What to work on - Write out all of the entries that follow, word for word, but skip the pictures.

Saved entries -
▼▼▼
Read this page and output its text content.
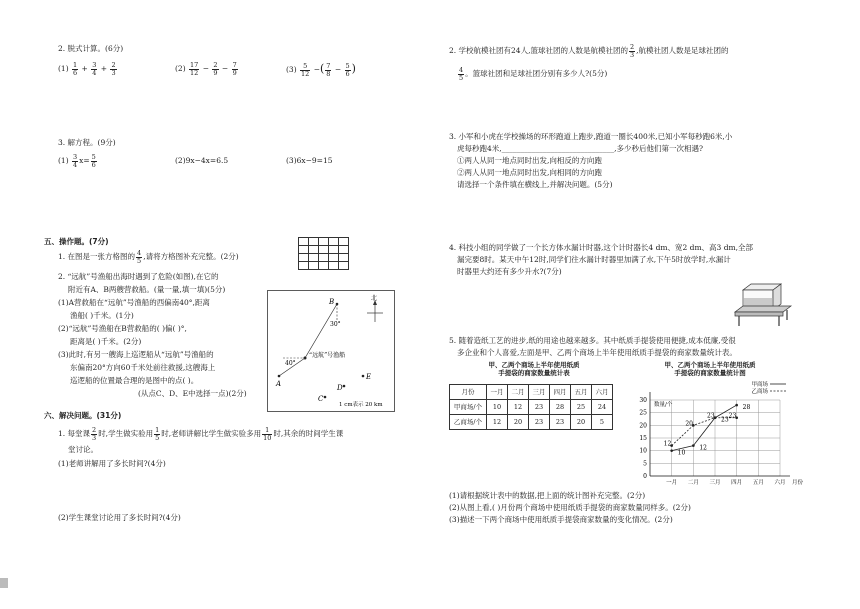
2. 脱式计算。(6分)
$(1) \frac{1}{6} + \frac{3}{4} + \frac{2}{3}$	$(2) \frac{17}{12} - \frac{2}{9} - \frac{7}{9}$	$(3) \frac{5}{12}$ −( $\frac{7}{8} - \frac{5}{6}$ )
3. 解方程。(9分)
$(1) \frac{3}{4} x= \frac{5}{6}$	(2)9x−4x=6.5	(3)6x−9=15
五、操作题。(7分)
1. 在图是一张方格图的 $\frac{4}{5}$ ,请将方格图补充完整。(2分)

2. “远航”号渔船出海时遇到了危险(如图),在它的
附近有A、B两艘营救船。(量一量,填一填)(5分)
(1)A营救船在“远航”号渔船的西偏南40°,距离
渔船( )千米。(1分)
(2)“远航”号渔船在B营救船的( )偏( )°,
距离是( )千米。(2分)
(3)此时,有另一艘海上巡逻船从“远航”号渔船的
东偏南20°方向60千米处前往救援,这艘海上
巡逻船的位置最合理的是图中的点( )。
(从点C、D、E中选择一点)(2分)
北
B
30°
“远航”号渔船
40°
A
E
D
C
1 cm表示 20 km
六、解决问题。(31分)
1. 每堂课 $\frac{2}{3}$ 时,学生做实验用 $\frac{1}{5}$ 时,老师讲解比学生做实验多用 $\frac{1}{10}$ 时,其余的时间学生课
堂讨论。
(1)老师讲解用了多长时间?(4分)
(2)学生课堂讨论用了多长时间?(4分)
2. 学校航模社团有24人,篮球社团的人数是航模社团的 $\frac{2}{3}$ ,航模社团人数是足球社团的
$\frac{4}{5}$ 。篮球社团和足球社团分别有多少人?(5分)
3. 小军和小虎在学校操场的环形跑道上跑步,跑道一圈长400米,已知小军每秒跑6米,小
虎每秒跑4米,______________________________,多少秒后他们第一次相遇?
①两人从同一地点同时出发,向相反的方向跑
②两人从同一地点同时出发,向相同的方向跑
请选择一个条件填在横线上,并解决问题。(5分)
4. 科技小组的同学做了一个长方体水漏计时器,这个计时器长4 dm、宽2 dm、高3 dm,全部
漏完要8时。某天中午12时,同学们往水漏计时器里加满了水,下午5时放学时,水漏计
时器里大约还有多少升水?(7分)
5. 随着造纸工艺的进步,纸的用途也越来越多。其中纸质手提袋使用便捷,成本低廉,受很
多企业和个人喜爱,左面是甲、乙两个商场上半年使用纸质手提袋的商家数量统计表。
甲、乙两个商场上半年使用纸质
手提袋的商家数量统计表
月份	一月	二月	三月	四月	五月	六月
甲商场/个	10	12	23	28	25	24
乙商场/个	12	20	23	23	20	5
甲、乙两个商场上半年使用纸质
手提袋的商家数量统计图
0
5
10
15
20
25
30
一月 二月 三月 四月 五月 六月 月份
数量/个
10
12
23
28
12
20
23 23
甲商场
乙商场
(1)请根据统计表中的数据,把上面的统计图补充完整。(2分)
(2)从图上看,( )月份两个商场中使用纸质手提袋的商家数量同样多。(2分)
(3)描述一下两个商场中使用纸质手提袋商家数量的变化情况。(2分)
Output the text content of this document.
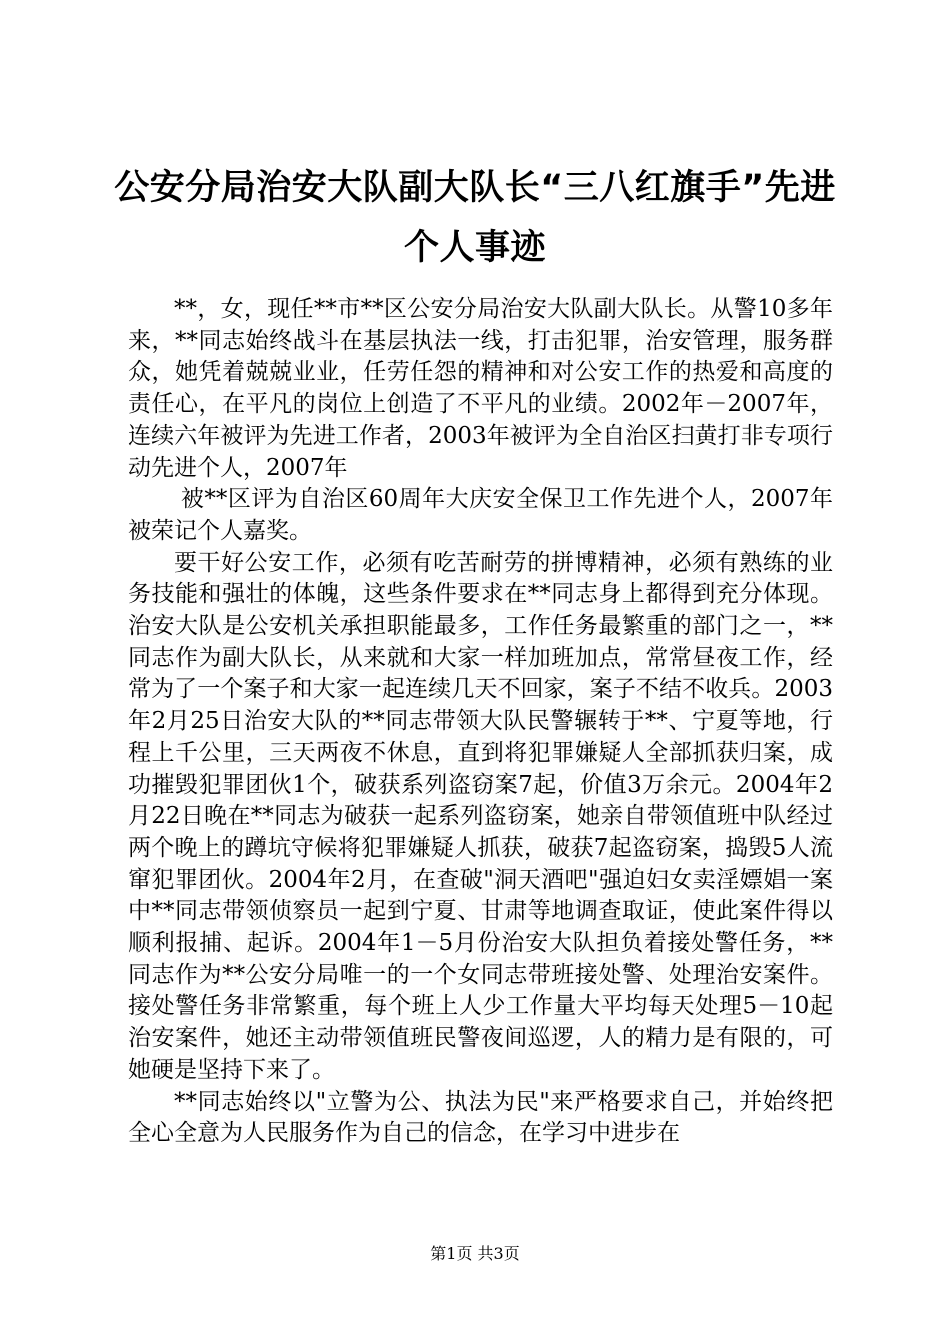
公安分局治安大队副大队长“三八红旗手”先进个人事迹

**，女，现任**市**区公安分局治安大队副大队长。从警10多年来，**同志始终战斗在基层执法一线，打击犯罪，治安管理，服务群众，她凭着兢兢业业，任劳任怨的精神和对公安工作的热爱和高度的责任心，在平凡的岗位上创造了不平凡的业绩。2002年－2007年，连续六年被评为先进工作者，2003年被评为全自治区扫黄打非专项行动先进个人，2007年

被**区评为自治区60周年大庆安全保卫工作先进个人，2007年被荣记个人嘉奖。

要干好公安工作，必须有吃苦耐劳的拼博精神，必须有熟练的业务技能和强壮的体魄，这些条件要求在**同志身上都得到充分体现。治安大队是公安机关承担职能最多，工作任务最繁重的部门之一，**同志作为副大队长，从来就和大家一样加班加点，常常昼夜工作，经常为了一个案子和大家一起连续几天不回家，案子不结不收兵。2003年2月25日治安大队的**同志带领大队民警辗转于**、宁夏等地，行程上千公里，三天两夜不休息，直到将犯罪嫌疑人全部抓获归案，成功摧毁犯罪团伙1个，破获系列盗窃案7起，价值3万余元。2004年2月22日晚在**同志为破获一起系列盗窃案，她亲自带领值班中队经过两个晚上的蹲坑守候将犯罪嫌疑人抓获，破获7起盗窃案，捣毁5人流窜犯罪团伙。2004年2月，在查破"洞天酒吧"强迫妇女卖淫嫖娼一案中**同志带领侦察员一起到宁夏、甘肃等地调查取证，使此案件得以顺利报捕、起诉。2004年1－5月份治安大队担负着接处警任务，**同志作为**公安分局唯一的一个女同志带班接处警、处理治安案件。接处警任务非常繁重，每个班上人少工作量大平均每天处理5－10起治安案件，她还主动带领值班民警夜间巡逻，人的精力是有限的，可她硬是坚持下来了。

**同志始终以"立警为公、执法为民"来严格要求自己，并始终把全心全意为人民服务作为自己的信念，在学习中进步在

第1页 共3页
▲▲▲
The response -
Read this page and output its text content.
2. 脱式计算。(6分)
$(1) \frac{1}{6} + \frac{3}{4} + \frac{2}{3}$	$(2) \frac{17}{12} - \frac{2}{9} - \frac{7}{9}$	$(3) \frac{5}{12}$ −( $\frac{7}{8} - \frac{5}{6}$ )
3. 解方程。(9分)
$(1) \frac{3}{4} x= \frac{5}{6}$	(2)9x−4x=6.5	(3)6x−9=15
五、操作题。(7分)
1. 在图是一张方格图的 $\frac{4}{5}$ ,请将方格图补充完整。(2分)

2. “远航”号渔船出海时遇到了危险(如图),在它的
附近有A、B两艘营救船。(量一量,填一填)(5分)
(1)A营救船在“远航”号渔船的西偏南40°,距离
渔船( )千米。(1分)
(2)“远航”号渔船在B营救船的( )偏( )°,
距离是( )千米。(2分)
(3)此时,有另一艘海上巡逻船从“远航”号渔船的
东偏南20°方向60千米处前往救援,这艘海上
巡逻船的位置最合理的是图中的点( )。
(从点C、D、E中选择一点)(2分)
北
B
30°
“远航”号渔船
40°
A
E
D
C
1 cm表示 20 km
六、解决问题。(31分)
1. 每堂课 $\frac{2}{3}$ 时,学生做实验用 $\frac{1}{5}$ 时,老师讲解比学生做实验多用 $\frac{1}{10}$ 时,其余的时间学生课
堂讨论。
(1)老师讲解用了多长时间?(4分)
(2)学生课堂讨论用了多长时间?(4分)
2. 学校航模社团有24人,篮球社团的人数是航模社团的 $\frac{2}{3}$ ,航模社团人数是足球社团的
$\frac{4}{5}$ 。篮球社团和足球社团分别有多少人?(5分)
3. 小军和小虎在学校操场的环形跑道上跑步,跑道一圈长400米,已知小军每秒跑6米,小
虎每秒跑4米,______________________________,多少秒后他们第一次相遇?
①两人从同一地点同时出发,向相反的方向跑
②两人从同一地点同时出发,向相同的方向跑
请选择一个条件填在横线上,并解决问题。(5分)
4. 科技小组的同学做了一个长方体水漏计时器,这个计时器长4 dm、宽2 dm、高3 dm,全部
漏完要8时。某天中午12时,同学们往水漏计时器里加满了水,下午5时放学时,水漏计
时器里大约还有多少升水?(7分)
5. 随着造纸工艺的进步,纸的用途也越来越多。其中纸质手提袋使用便捷,成本低廉,受很
多企业和个人喜爱,左面是甲、乙两个商场上半年使用纸质手提袋的商家数量统计表。
甲、乙两个商场上半年使用纸质
手提袋的商家数量统计表
月份	一月	二月	三月	四月	五月	六月
甲商场/个	10	12	23	28	25	24
乙商场/个	12	20	23	23	20	5
甲、乙两个商场上半年使用纸质
手提袋的商家数量统计图
0
5
10
15
20
25
30
一月 二月 三月 四月 五月 六月 月份
数量/个
10
12
23
28
12
20
23 23
甲商场
乙商场
(1)请根据统计表中的数据,把上面的统计图补充完整。(2分)
(2)从图上看,( )月份两个商场中使用纸质手提袋的商家数量同样多。(2分)
(3)描述一下两个商场中使用纸质手提袋商家数量的变化情况。(2分)
Output the text content of this document.
公安分局治安大队副大队长“三八红旗手”先进个人事迹

**，女，现任**市**区公安分局治安大队副大队长。从警10多年来，**同志始终战斗在基层执法一线，打击犯罪，治安管理，服务群众，她凭着兢兢业业，任劳任怨的精神和对公安工作的热爱和高度的责任心，在平凡的岗位上创造了不平凡的业绩。2002年－2007年，连续六年被评为先进工作者，2003年被评为全自治区扫黄打非专项行动先进个人，2007年

被**区评为自治区60周年大庆安全保卫工作先进个人，2007年被荣记个人嘉奖。

要干好公安工作，必须有吃苦耐劳的拼博精神，必须有熟练的业务技能和强壮的体魄，这些条件要求在**同志身上都得到充分体现。治安大队是公安机关承担职能最多，工作任务最繁重的部门之一，**同志作为副大队长，从来就和大家一样加班加点，常常昼夜工作，经常为了一个案子和大家一起连续几天不回家，案子不结不收兵。2003年2月25日治安大队的**同志带领大队民警辗转于**、宁夏等地，行程上千公里，三天两夜不休息，直到将犯罪嫌疑人全部抓获归案，成功摧毁犯罪团伙1个，破获系列盗窃案7起，价值3万余元。2004年2月22日晚在**同志为破获一起系列盗窃案，她亲自带领值班中队经过两个晚上的蹲坑守候将犯罪嫌疑人抓获，破获7起盗窃案，捣毁5人流窜犯罪团伙。2004年2月，在查破"洞天酒吧"强迫妇女卖淫嫖娼一案中**同志带领侦察员一起到宁夏、甘肃等地调查取证，使此案件得以顺利报捕、起诉。2004年1－5月份治安大队担负着接处警任务，**同志作为**公安分局唯一的一个女同志带班接处警、处理治安案件。接处警任务非常繁重，每个班上人少工作量大平均每天处理5－10起治安案件，她还主动带领值班民警夜间巡逻，人的精力是有限的，可她硬是坚持下来了。

**同志始终以"立警为公、执法为民"来严格要求自己，并始终把全心全意为人民服务作为自己的信念，在学习中进步在

第1页 共3页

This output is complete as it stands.